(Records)
--
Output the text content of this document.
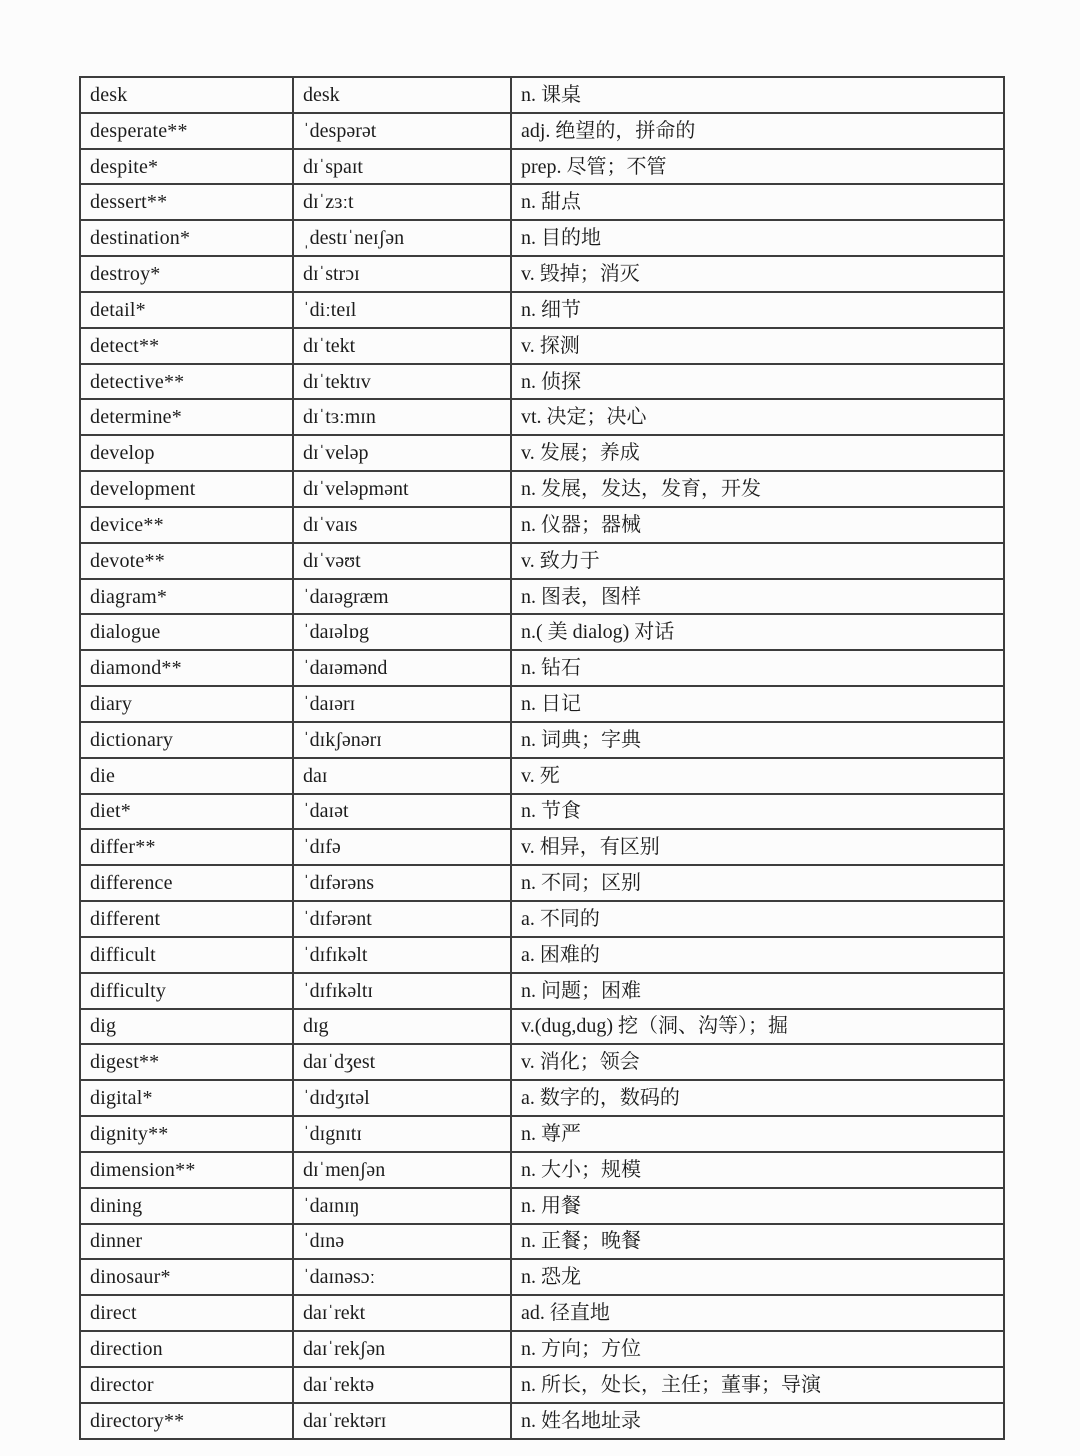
desk	desk	n. 课桌
desperate**	ˈdespərət	adj. 绝望的，拼命的
despite*	dɪˈspaɪt	prep. 尽管；不管
dessert**	dɪˈzɜːt	n. 甜点
destination*	ˌdestɪˈneɪʃən	n. 目的地
destroy*	dɪˈstrɔɪ	v. 毁掉；消灭
detail*	ˈdiːteɪl	n. 细节
detect**	dɪˈtekt	v. 探测
detective**	dɪˈtektɪv	n. 侦探
determine*	dɪˈtɜːmɪn	vt. 决定；决心
develop	dɪˈveləp	v. 发展；养成
development	dɪˈveləpmənt	n. 发展，发达，发育，开发
device**	dɪˈvaɪs	n. 仪器；器械
devote**	dɪˈvəʊt	v. 致力于
diagram*	ˈdaɪəgræm	n. 图表，图样
dialogue	ˈdaɪəlɒg	n.( 美 dialog) 对话
diamond**	ˈdaɪəmənd	n. 钻石
diary	ˈdaɪərɪ	n. 日记
dictionary	ˈdɪkʃənərɪ	n. 词典；字典
die	daɪ	v. 死
diet*	ˈdaɪət	n. 节食
differ**	ˈdɪfə	v. 相异，有区别
difference	ˈdɪfərəns	n. 不同；区别
different	ˈdɪfərənt	a. 不同的
difficult	ˈdɪfɪkəlt	a. 困难的
difficulty	ˈdɪfɪkəltɪ	n. 问题；困难
dig	dɪg	v.(dug,dug) 挖（洞、沟等）；掘
digest**	daɪˈdʒest	v. 消化；领会
digital*	ˈdɪdʒɪtəl	a. 数字的，数码的
dignity**	ˈdɪgnɪtɪ	n. 尊严
dimension**	dɪˈmenʃən	n. 大小；规模
dining	ˈdaɪnɪŋ	n. 用餐
dinner	ˈdɪnə	n. 正餐；晚餐
dinosaur*	ˈdaɪnəsɔː	n. 恐龙
direct	daɪˈrekt	ad. 径直地
direction	daɪˈrekʃən	n. 方向；方位
director	daɪˈrektə	n. 所长，处长，主任；董事；导演
directory**	daɪˈrektərɪ	n. 姓名地址录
--
Exercise details:
The pictures should not be reproduced; quote all of the other material exactly.

Answer for the task:
Output the text content of this document.
desk	desk	n. 课桌
desperate**	ˈdespərət	adj. 绝望的，拼命的
despite*	dɪˈspaɪt	prep. 尽管；不管
dessert**	dɪˈzɜːt	n. 甜点
destination*	ˌdestɪˈneɪʃən	n. 目的地
destroy*	dɪˈstrɔɪ	v. 毁掉；消灭
detail*	ˈdiːteɪl	n. 细节
detect**	dɪˈtekt	v. 探测
detective**	dɪˈtektɪv	n. 侦探
determine*	dɪˈtɜːmɪn	vt. 决定；决心
develop	dɪˈveləp	v. 发展；养成
development	dɪˈveləpmənt	n. 发展，发达，发育，开发
device**	dɪˈvaɪs	n. 仪器；器械
devote**	dɪˈvəʊt	v. 致力于
diagram*	ˈdaɪəgræm	n. 图表，图样
dialogue	ˈdaɪəlɒg	n.( 美 dialog) 对话
diamond**	ˈdaɪəmənd	n. 钻石
diary	ˈdaɪərɪ	n. 日记
dictionary	ˈdɪkʃənərɪ	n. 词典；字典
die	daɪ	v. 死
diet*	ˈdaɪət	n. 节食
differ**	ˈdɪfə	v. 相异，有区别
difference	ˈdɪfərəns	n. 不同；区别
different	ˈdɪfərənt	a. 不同的
difficult	ˈdɪfɪkəlt	a. 困难的
difficulty	ˈdɪfɪkəltɪ	n. 问题；困难
dig	dɪg	v.(dug,dug) 挖（洞、沟等）；掘
digest**	daɪˈdʒest	v. 消化；领会
digital*	ˈdɪdʒɪtəl	a. 数字的，数码的
dignity**	ˈdɪgnɪtɪ	n. 尊严
dimension**	dɪˈmenʃən	n. 大小；规模
dining	ˈdaɪnɪŋ	n. 用餐
dinner	ˈdɪnə	n. 正餐；晚餐
dinosaur*	ˈdaɪnəsɔː	n. 恐龙
direct	daɪˈrekt	ad. 径直地
direction	daɪˈrekʃən	n. 方向；方位
director	daɪˈrektə	n. 所长，处长，主任；董事；导演
directory**	daɪˈrektərɪ	n. 姓名地址录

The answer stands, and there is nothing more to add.